## Stated exercise
Reproduce each line from the records that holds "практический".

#####

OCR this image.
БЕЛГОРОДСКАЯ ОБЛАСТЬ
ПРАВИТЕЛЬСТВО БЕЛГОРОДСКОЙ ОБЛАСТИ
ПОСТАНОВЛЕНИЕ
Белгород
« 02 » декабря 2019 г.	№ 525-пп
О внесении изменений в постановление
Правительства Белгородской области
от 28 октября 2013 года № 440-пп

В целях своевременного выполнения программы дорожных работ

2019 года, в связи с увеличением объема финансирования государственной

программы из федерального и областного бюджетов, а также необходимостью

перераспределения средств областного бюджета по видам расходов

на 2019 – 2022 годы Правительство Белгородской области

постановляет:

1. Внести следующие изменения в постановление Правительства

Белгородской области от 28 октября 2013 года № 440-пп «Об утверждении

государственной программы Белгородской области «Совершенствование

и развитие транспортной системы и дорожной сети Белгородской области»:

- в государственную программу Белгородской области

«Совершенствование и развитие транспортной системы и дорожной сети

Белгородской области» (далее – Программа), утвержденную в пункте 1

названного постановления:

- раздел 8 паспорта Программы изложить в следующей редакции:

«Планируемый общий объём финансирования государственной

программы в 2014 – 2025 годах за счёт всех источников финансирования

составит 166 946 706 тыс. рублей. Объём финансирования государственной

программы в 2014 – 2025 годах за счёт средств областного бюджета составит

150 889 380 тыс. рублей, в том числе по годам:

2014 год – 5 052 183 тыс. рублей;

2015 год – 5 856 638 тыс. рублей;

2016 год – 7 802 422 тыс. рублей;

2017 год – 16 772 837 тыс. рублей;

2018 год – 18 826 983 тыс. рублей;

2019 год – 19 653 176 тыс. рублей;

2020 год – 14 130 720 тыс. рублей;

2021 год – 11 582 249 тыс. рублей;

#####

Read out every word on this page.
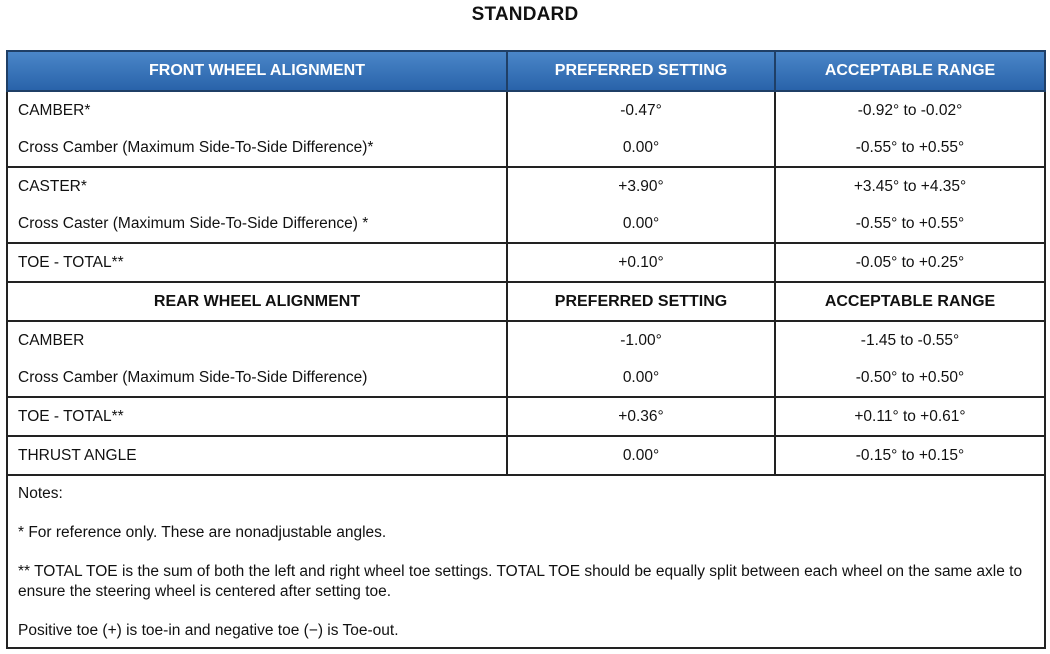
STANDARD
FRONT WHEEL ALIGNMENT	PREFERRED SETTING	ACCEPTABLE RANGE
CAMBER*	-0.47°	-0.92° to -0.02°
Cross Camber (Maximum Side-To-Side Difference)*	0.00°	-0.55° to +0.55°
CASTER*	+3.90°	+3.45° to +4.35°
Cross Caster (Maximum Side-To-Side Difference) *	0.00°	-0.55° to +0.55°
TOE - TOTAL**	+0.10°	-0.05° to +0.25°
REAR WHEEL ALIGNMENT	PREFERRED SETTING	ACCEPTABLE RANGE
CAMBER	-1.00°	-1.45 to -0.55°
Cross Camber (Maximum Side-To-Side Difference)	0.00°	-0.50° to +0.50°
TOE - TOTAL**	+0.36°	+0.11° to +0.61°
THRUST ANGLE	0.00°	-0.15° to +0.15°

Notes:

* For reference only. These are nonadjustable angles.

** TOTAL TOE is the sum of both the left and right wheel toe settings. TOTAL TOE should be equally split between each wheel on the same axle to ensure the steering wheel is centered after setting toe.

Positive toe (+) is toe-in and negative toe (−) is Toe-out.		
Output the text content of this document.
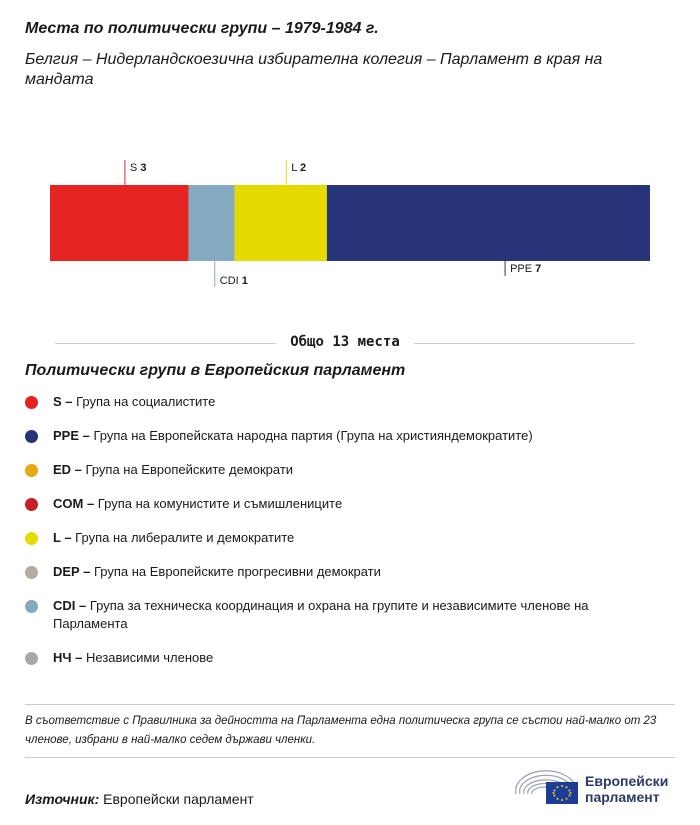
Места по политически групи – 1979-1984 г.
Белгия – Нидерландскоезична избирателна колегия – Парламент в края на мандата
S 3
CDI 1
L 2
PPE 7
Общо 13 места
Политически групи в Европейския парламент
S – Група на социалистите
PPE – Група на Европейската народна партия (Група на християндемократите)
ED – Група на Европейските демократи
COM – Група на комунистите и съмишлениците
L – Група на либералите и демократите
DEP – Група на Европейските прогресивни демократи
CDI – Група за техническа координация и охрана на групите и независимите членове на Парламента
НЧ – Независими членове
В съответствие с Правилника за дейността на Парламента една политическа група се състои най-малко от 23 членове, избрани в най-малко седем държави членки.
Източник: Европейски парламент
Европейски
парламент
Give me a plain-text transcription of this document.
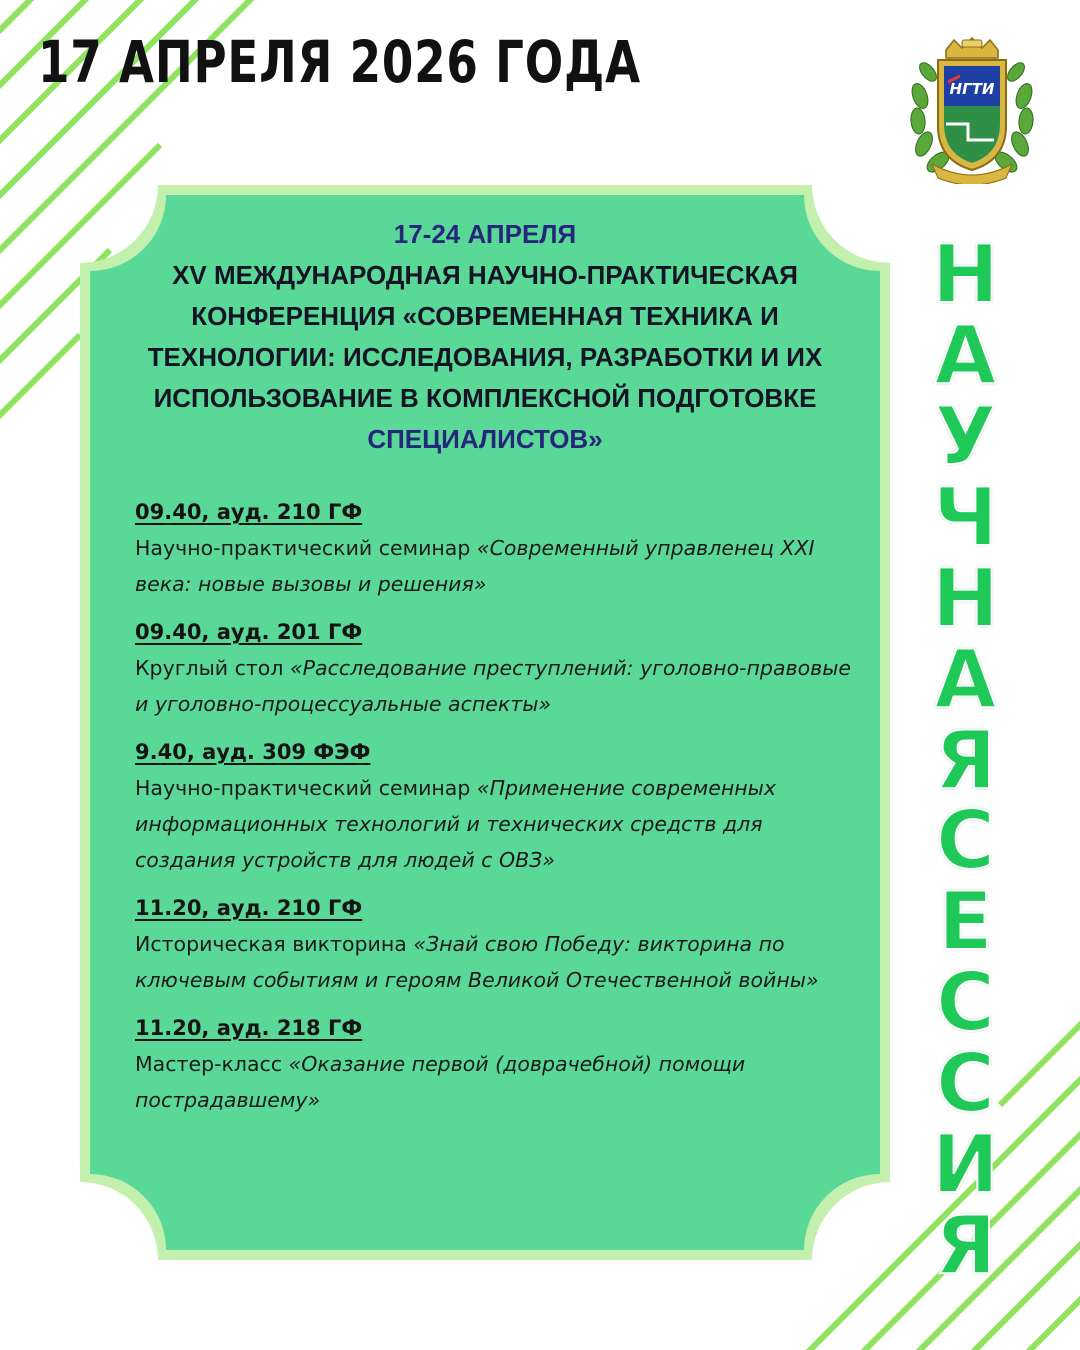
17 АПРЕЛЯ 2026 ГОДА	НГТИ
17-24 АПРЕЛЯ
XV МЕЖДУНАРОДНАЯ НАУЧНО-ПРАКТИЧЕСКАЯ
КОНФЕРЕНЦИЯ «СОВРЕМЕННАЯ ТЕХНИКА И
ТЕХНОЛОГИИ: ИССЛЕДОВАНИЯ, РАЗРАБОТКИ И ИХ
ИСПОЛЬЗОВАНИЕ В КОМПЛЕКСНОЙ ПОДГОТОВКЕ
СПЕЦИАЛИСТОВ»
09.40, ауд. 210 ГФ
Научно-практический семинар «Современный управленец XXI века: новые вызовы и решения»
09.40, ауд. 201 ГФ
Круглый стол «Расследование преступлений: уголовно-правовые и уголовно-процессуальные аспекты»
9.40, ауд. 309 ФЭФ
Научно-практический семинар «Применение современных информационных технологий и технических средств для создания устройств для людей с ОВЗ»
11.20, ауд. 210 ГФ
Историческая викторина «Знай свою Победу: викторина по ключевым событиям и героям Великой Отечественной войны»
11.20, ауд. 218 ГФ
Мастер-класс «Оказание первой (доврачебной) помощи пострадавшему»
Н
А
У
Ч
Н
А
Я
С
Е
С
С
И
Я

#####

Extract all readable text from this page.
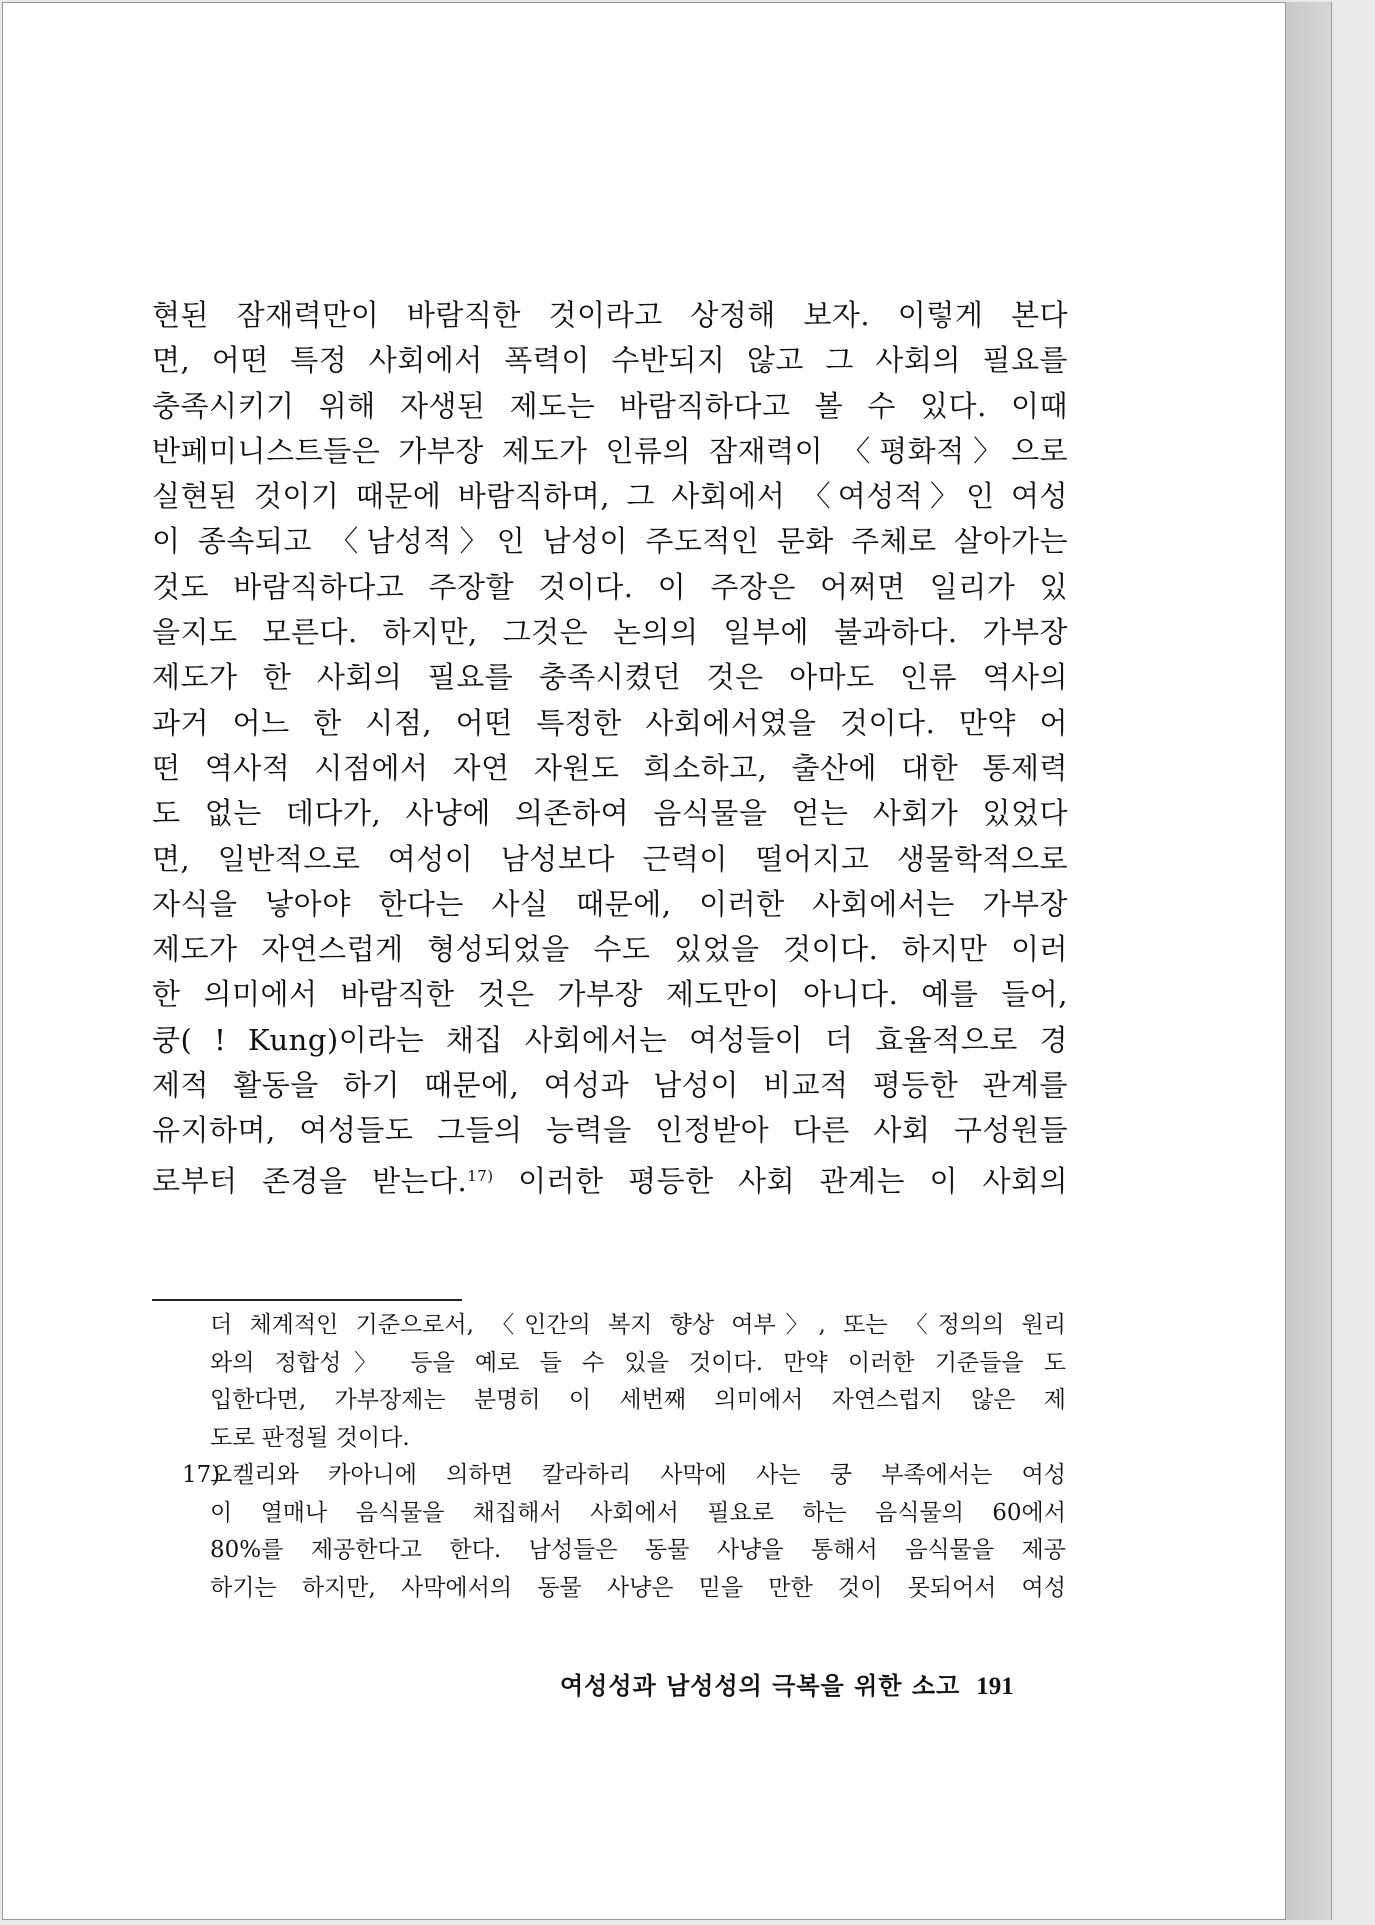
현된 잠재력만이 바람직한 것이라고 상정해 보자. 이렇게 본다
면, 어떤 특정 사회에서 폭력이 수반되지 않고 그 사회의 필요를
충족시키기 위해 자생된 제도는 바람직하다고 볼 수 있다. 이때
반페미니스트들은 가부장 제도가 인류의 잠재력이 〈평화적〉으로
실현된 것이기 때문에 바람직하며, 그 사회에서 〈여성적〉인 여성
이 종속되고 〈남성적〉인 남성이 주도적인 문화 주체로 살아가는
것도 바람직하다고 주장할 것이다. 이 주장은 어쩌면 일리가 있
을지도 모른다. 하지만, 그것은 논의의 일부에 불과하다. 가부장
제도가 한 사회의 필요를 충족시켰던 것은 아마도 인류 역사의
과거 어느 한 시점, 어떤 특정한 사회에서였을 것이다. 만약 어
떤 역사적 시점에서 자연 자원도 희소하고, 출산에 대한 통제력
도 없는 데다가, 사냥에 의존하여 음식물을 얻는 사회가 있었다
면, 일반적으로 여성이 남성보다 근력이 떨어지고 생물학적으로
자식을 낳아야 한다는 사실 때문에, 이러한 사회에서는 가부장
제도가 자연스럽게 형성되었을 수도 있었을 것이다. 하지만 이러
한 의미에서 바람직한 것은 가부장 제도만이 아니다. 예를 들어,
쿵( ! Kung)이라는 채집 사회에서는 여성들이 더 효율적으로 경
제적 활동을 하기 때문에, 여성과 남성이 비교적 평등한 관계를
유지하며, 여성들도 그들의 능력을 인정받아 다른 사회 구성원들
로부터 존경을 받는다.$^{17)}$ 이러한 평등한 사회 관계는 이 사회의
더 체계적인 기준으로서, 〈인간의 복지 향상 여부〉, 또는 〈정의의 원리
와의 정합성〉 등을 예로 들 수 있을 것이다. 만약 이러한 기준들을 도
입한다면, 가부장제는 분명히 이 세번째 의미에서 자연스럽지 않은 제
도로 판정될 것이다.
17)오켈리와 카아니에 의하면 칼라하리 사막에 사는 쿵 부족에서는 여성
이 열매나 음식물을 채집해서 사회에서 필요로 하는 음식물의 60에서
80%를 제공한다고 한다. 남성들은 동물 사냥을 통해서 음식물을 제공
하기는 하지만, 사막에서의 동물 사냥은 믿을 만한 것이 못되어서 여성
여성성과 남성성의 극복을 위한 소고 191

#####

## Result for this exercise
Научно-практический семинар «Современный управленец XXI века: новые вызовы и решения»
Научно-практический семинар «Применение современных информационных технологий и технических средств для создания устройств для людей с ОВЗ»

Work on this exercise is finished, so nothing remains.